Collected data entries:
· · · · · · ·

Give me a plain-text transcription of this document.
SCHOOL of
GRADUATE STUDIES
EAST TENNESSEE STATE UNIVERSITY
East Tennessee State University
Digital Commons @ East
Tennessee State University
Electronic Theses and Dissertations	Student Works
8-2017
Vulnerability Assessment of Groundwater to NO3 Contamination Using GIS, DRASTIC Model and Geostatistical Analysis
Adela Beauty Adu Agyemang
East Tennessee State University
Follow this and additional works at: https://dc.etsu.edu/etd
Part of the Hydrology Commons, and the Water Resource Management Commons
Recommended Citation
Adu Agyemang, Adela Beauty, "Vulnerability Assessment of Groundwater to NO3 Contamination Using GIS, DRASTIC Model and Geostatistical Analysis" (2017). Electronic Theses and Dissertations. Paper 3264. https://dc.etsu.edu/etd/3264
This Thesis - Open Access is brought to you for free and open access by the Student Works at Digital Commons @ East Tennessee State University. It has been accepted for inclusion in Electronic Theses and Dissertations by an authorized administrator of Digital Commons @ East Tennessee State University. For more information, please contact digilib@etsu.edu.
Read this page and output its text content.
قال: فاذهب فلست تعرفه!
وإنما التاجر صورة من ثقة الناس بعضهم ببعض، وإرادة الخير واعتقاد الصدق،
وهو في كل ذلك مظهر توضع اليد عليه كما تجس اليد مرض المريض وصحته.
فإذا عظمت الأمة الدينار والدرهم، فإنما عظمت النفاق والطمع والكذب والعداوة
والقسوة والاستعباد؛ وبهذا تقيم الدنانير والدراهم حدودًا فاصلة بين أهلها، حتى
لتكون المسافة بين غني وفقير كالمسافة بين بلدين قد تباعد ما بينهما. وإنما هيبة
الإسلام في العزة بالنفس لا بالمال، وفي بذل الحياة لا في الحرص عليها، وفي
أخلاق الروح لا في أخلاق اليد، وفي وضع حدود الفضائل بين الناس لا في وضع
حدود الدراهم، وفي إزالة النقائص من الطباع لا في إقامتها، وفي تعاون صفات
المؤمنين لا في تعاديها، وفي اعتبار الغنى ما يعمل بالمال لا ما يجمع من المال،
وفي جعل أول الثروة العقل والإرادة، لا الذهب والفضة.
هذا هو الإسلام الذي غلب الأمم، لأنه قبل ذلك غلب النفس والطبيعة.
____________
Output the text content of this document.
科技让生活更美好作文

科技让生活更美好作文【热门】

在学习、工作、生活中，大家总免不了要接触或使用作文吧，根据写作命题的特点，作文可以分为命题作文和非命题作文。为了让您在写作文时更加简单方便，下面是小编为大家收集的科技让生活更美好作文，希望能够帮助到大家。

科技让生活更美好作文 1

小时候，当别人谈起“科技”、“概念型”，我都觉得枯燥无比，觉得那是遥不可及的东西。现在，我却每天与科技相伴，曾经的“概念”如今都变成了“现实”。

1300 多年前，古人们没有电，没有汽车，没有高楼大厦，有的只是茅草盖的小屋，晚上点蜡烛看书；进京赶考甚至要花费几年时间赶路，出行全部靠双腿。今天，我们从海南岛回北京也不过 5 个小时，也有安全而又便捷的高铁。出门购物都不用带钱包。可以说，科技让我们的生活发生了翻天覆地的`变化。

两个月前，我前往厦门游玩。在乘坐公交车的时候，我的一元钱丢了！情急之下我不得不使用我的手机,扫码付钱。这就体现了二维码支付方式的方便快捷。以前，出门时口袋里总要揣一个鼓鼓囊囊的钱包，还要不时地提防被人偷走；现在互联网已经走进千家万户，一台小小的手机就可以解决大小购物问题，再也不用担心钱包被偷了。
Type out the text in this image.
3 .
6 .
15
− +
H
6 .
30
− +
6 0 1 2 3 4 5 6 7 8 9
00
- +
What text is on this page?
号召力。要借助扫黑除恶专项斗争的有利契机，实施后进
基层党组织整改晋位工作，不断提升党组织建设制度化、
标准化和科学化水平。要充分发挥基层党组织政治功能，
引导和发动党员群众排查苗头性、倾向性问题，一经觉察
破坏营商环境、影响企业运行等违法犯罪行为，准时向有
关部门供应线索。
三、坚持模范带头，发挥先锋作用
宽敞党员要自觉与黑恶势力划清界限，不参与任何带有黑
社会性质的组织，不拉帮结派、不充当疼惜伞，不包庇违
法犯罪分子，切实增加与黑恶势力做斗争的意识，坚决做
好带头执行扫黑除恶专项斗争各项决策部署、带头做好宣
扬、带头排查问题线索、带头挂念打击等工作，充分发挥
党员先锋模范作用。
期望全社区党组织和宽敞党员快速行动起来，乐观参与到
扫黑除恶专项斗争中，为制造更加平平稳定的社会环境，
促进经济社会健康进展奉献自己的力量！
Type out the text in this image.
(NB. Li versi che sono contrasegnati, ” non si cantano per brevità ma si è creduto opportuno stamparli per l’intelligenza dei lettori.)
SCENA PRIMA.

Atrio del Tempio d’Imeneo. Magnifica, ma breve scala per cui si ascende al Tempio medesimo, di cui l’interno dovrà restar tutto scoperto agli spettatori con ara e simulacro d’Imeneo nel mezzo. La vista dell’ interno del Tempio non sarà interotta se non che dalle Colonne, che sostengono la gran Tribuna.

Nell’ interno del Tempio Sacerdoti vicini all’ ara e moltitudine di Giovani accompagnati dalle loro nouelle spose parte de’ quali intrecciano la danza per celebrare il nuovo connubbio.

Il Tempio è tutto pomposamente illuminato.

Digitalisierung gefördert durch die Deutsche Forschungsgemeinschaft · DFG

· · · · · · ·

▶ Problem to solve: All of the entries above must be quoted exactly.

▶ Task output:
Give me a plain-text transcription of this document.
SCHOOL of
GRADUATE STUDIES
EAST TENNESSEE STATE UNIVERSITY
East Tennessee State University
Digital Commons @ East
Tennessee State University
Electronic Theses and Dissertations	Student Works
8-2017
Vulnerability Assessment of Groundwater to NO3 Contamination Using GIS, DRASTIC Model and Geostatistical Analysis
Adela Beauty Adu Agyemang
East Tennessee State University
Follow this and additional works at: https://dc.etsu.edu/etd
Part of the Hydrology Commons, and the Water Resource Management Commons
Recommended Citation
Adu Agyemang, Adela Beauty, "Vulnerability Assessment of Groundwater to NO3 Contamination Using GIS, DRASTIC Model and Geostatistical Analysis" (2017). Electronic Theses and Dissertations. Paper 3264. https://dc.etsu.edu/etd/3264
This Thesis - Open Access is brought to you for free and open access by the Student Works at Digital Commons @ East Tennessee State University. It has been accepted for inclusion in Electronic Theses and Dissertations by an authorized administrator of Digital Commons @ East Tennessee State University. For more information, please contact digilib@etsu.edu.
Read this page and output its text content.
قال: فاذهب فلست تعرفه!
وإنما التاجر صورة من ثقة الناس بعضهم ببعض، وإرادة الخير واعتقاد الصدق،
وهو في كل ذلك مظهر توضع اليد عليه كما تجس اليد مرض المريض وصحته.
فإذا عظمت الأمة الدينار والدرهم، فإنما عظمت النفاق والطمع والكذب والعداوة
والقسوة والاستعباد؛ وبهذا تقيم الدنانير والدراهم حدودًا فاصلة بين أهلها، حتى
لتكون المسافة بين غني وفقير كالمسافة بين بلدين قد تباعد ما بينهما. وإنما هيبة
الإسلام في العزة بالنفس لا بالمال، وفي بذل الحياة لا في الحرص عليها، وفي
أخلاق الروح لا في أخلاق اليد، وفي وضع حدود الفضائل بين الناس لا في وضع
حدود الدراهم، وفي إزالة النقائص من الطباع لا في إقامتها، وفي تعاون صفات
المؤمنين لا في تعاديها، وفي اعتبار الغنى ما يعمل بالمال لا ما يجمع من المال،
وفي جعل أول الثروة العقل والإرادة، لا الذهب والفضة.
هذا هو الإسلام الذي غلب الأمم، لأنه قبل ذلك غلب النفس والطبيعة.
____________
Output the text content of this document.
科技让生活更美好作文

科技让生活更美好作文【热门】

在学习、工作、生活中，大家总免不了要接触或使用作文吧，根据写作命题的特点，作文可以分为命题作文和非命题作文。为了让您在写作文时更加简单方便，下面是小编为大家收集的科技让生活更美好作文，希望能够帮助到大家。

科技让生活更美好作文 1

小时候，当别人谈起“科技”、“概念型”，我都觉得枯燥无比，觉得那是遥不可及的东西。现在，我却每天与科技相伴，曾经的“概念”如今都变成了“现实”。

1300 多年前，古人们没有电，没有汽车，没有高楼大厦，有的只是茅草盖的小屋，晚上点蜡烛看书；进京赶考甚至要花费几年时间赶路，出行全部靠双腿。今天，我们从海南岛回北京也不过 5 个小时，也有安全而又便捷的高铁。出门购物都不用带钱包。可以说，科技让我们的生活发生了翻天覆地的`变化。

两个月前，我前往厦门游玩。在乘坐公交车的时候，我的一元钱丢了！情急之下我不得不使用我的手机,扫码付钱。这就体现了二维码支付方式的方便快捷。以前，出门时口袋里总要揣一个鼓鼓囊囊的钱包，还要不时地提防被人偷走；现在互联网已经走进千家万户，一台小小的手机就可以解决大小购物问题，再也不用担心钱包被偷了。
Type out the text in this image.
3 .
6 .
15
− +
H
6 .
30
− +
6 0 1 2 3 4 5 6 7 8 9
00
- +
What text is on this page?
号召力。要借助扫黑除恶专项斗争的有利契机，实施后进
基层党组织整改晋位工作，不断提升党组织建设制度化、
标准化和科学化水平。要充分发挥基层党组织政治功能，
引导和发动党员群众排查苗头性、倾向性问题，一经觉察
破坏营商环境、影响企业运行等违法犯罪行为，准时向有
关部门供应线索。
三、坚持模范带头，发挥先锋作用
宽敞党员要自觉与黑恶势力划清界限，不参与任何带有黑
社会性质的组织，不拉帮结派、不充当疼惜伞，不包庇违
法犯罪分子，切实增加与黑恶势力做斗争的意识，坚决做
好带头执行扫黑除恶专项斗争各项决策部署、带头做好宣
扬、带头排查问题线索、带头挂念打击等工作，充分发挥
党员先锋模范作用。
期望全社区党组织和宽敞党员快速行动起来，乐观参与到
扫黑除恶专项斗争中，为制造更加平平稳定的社会环境，
促进经济社会健康进展奉献自己的力量！
Type out the text in this image.
(NB. Li versi che sono contrasegnati, ” non si cantano per brevità ma si è creduto opportuno stamparli per l’intelligenza dei lettori.)
SCENA PRIMA.

Atrio del Tempio d’Imeneo. Magnifica, ma breve scala per cui si ascende al Tempio medesimo, di cui l’interno dovrà restar tutto scoperto agli spettatori con ara e simulacro d’Imeneo nel mezzo. La vista dell’ interno del Tempio non sarà interotta se non che dalle Colonne, che sostengono la gran Tribuna.

Nell’ interno del Tempio Sacerdoti vicini all’ ara e moltitudine di Giovani accompagnati dalle loro nouelle spose parte de’ quali intrecciano la danza per celebrare il nuovo connubbio.

Il Tempio è tutto pomposamente illuminato.

Digitalisierung gefördert durch die Deutsche Forschungsgemeinschaft · DFG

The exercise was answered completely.